PROBLEM DETAILS:
Return exactly the lines from the "Transcribe the text in this document." line through the last line of the entries below. Include no pictures.

○ ○ ○

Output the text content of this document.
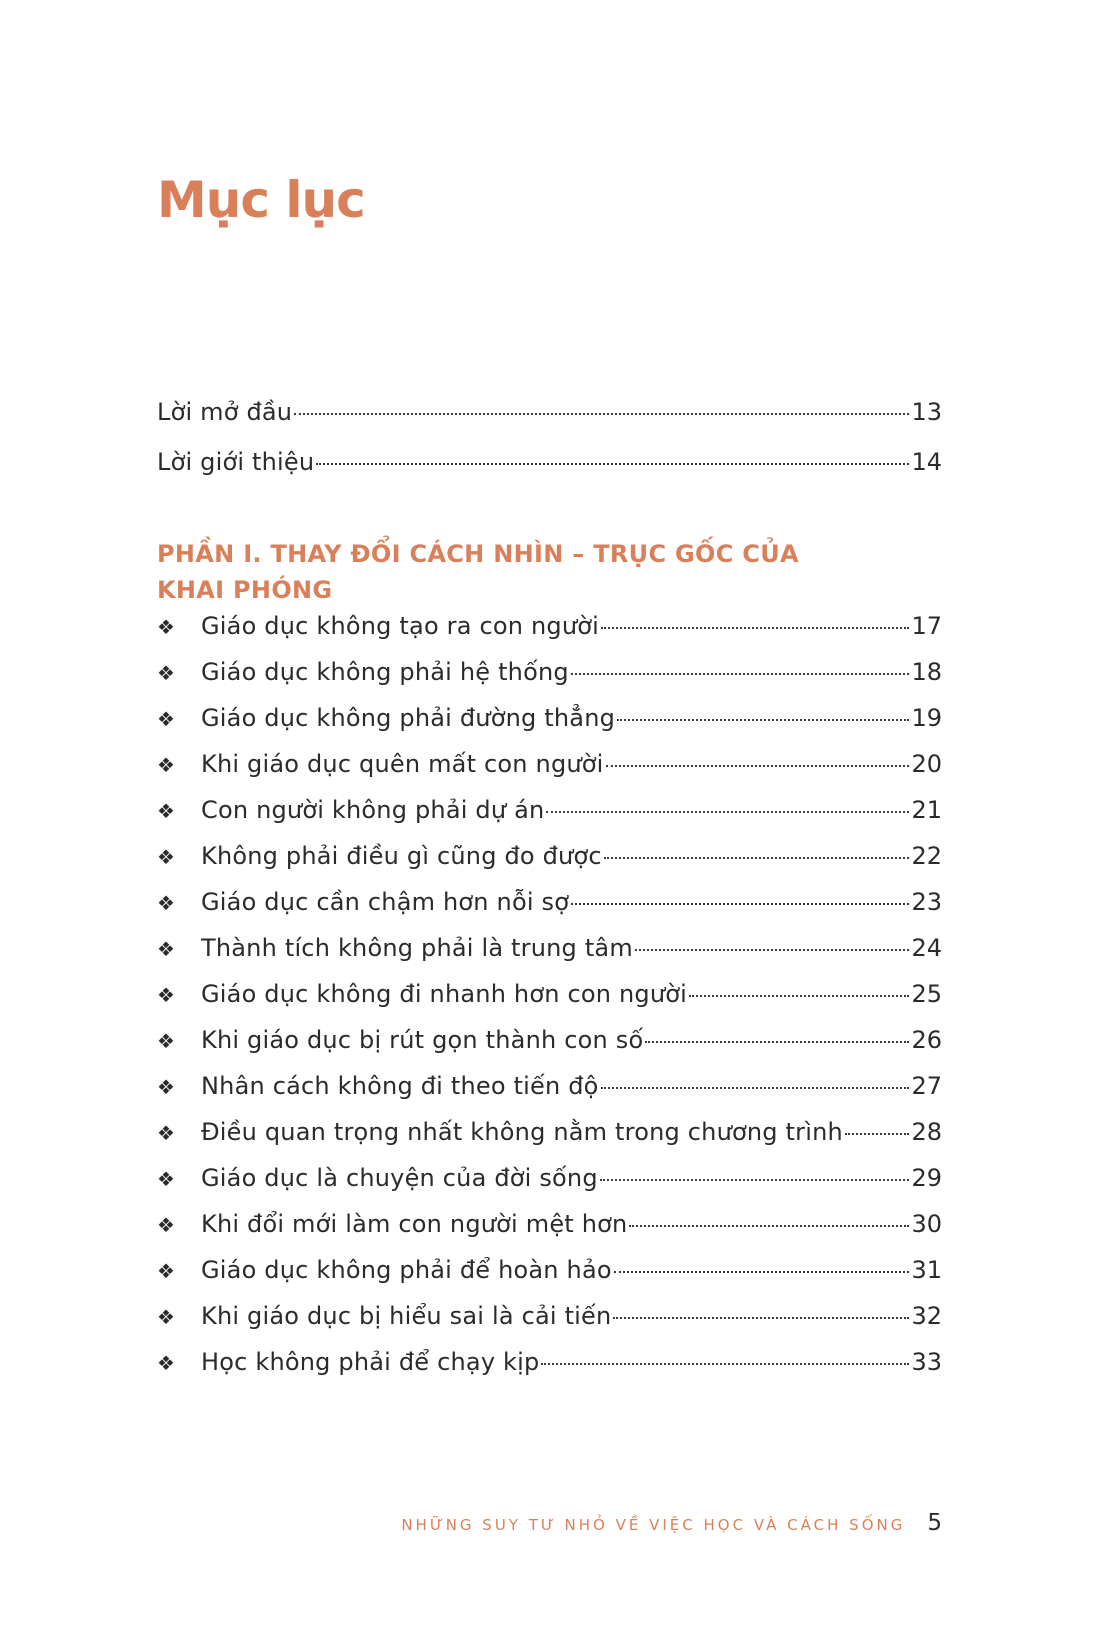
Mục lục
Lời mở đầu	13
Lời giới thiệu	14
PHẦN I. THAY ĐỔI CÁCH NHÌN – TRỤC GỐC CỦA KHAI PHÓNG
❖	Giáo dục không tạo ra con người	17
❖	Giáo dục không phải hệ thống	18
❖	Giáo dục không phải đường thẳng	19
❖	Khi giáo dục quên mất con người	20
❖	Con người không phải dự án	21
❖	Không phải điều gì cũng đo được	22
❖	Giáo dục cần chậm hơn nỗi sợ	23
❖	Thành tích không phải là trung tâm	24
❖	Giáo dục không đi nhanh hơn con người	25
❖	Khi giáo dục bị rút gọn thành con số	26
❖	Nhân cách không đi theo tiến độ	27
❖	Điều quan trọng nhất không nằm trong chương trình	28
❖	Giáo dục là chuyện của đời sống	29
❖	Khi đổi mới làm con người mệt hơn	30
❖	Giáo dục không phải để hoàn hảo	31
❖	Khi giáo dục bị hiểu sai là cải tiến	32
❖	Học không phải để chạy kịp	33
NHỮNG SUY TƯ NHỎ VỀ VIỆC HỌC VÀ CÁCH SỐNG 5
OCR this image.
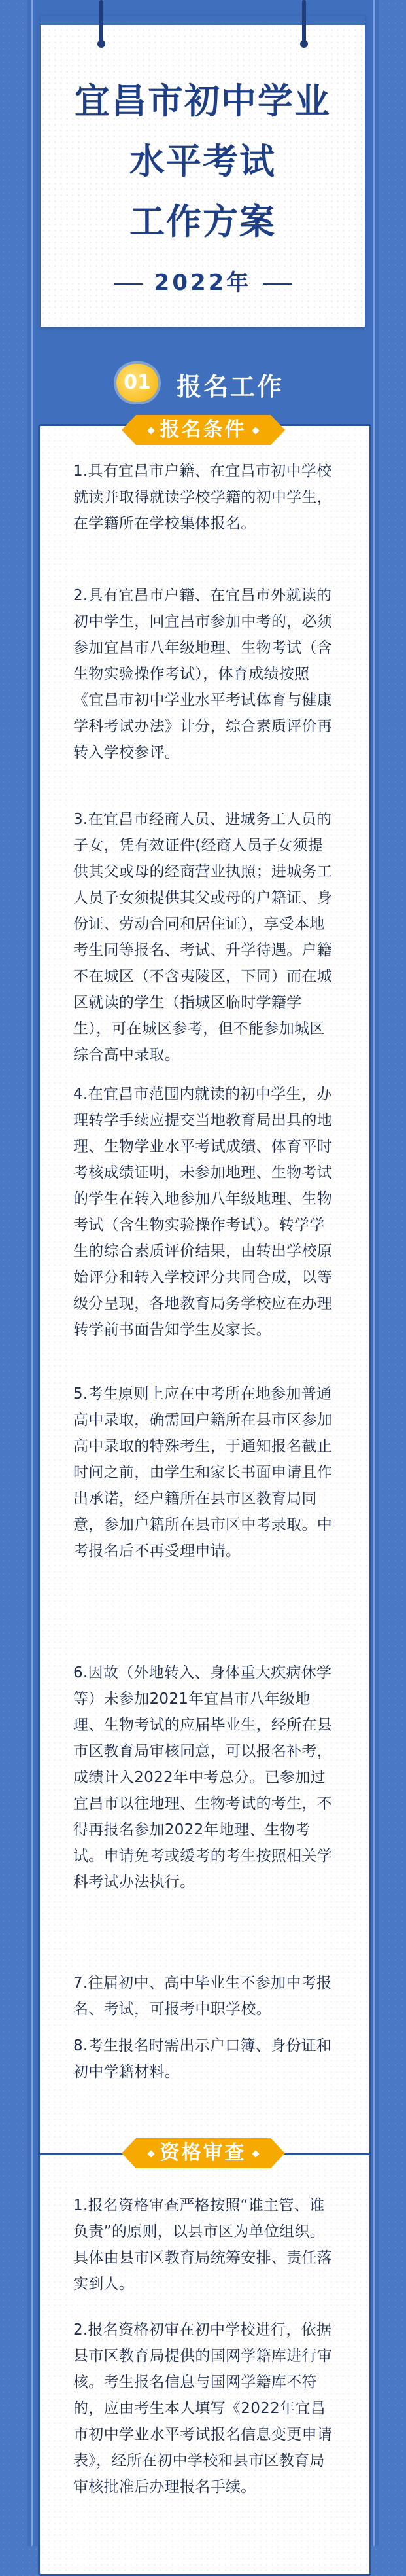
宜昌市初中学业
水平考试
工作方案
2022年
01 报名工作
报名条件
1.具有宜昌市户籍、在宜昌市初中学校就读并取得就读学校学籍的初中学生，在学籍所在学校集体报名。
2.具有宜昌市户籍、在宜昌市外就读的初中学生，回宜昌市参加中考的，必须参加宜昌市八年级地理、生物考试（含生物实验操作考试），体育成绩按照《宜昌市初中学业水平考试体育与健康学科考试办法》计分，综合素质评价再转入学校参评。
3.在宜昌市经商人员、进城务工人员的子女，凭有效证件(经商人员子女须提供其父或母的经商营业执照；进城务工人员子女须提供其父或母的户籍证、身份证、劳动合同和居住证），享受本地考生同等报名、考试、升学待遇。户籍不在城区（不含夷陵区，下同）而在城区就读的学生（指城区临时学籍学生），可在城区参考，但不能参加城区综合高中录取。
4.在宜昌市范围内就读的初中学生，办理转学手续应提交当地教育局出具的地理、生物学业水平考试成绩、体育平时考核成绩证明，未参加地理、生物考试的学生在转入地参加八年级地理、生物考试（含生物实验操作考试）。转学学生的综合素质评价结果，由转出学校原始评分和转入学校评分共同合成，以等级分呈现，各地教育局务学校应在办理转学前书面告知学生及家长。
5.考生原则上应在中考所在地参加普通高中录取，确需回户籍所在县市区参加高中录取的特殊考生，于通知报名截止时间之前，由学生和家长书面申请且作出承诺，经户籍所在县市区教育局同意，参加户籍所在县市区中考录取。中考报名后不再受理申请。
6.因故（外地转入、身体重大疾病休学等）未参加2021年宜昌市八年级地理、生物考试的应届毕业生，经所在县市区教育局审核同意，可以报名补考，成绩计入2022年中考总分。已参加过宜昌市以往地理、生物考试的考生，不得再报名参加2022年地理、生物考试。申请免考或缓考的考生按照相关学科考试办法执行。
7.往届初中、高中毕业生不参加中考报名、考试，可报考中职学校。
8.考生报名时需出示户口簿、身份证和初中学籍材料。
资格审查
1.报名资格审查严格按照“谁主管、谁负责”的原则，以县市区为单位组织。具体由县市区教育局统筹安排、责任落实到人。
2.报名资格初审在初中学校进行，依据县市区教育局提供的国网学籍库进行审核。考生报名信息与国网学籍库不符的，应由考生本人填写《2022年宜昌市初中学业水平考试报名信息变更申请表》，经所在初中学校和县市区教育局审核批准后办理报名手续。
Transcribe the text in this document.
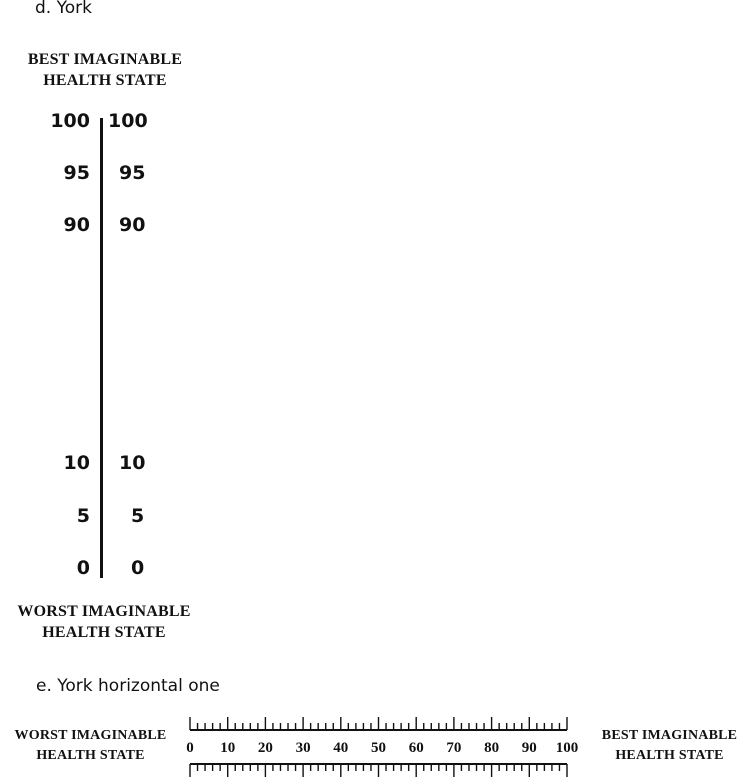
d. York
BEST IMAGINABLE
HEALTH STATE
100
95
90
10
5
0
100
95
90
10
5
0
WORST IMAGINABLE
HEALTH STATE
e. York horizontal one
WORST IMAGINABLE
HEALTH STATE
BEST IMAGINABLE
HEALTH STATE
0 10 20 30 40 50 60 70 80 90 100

○ ○ ○

WRITTEN REPLY:
Transcribe the text in this document.
d. York
BEST IMAGINABLE
HEALTH STATE
100
95
90
10
5
0
100
95
90
10
5
0
WORST IMAGINABLE
HEALTH STATE
e. York horizontal one
WORST IMAGINABLE
HEALTH STATE
BEST IMAGINABLE
HEALTH STATE
0 10 20 30 40 50 60 70 80 90 100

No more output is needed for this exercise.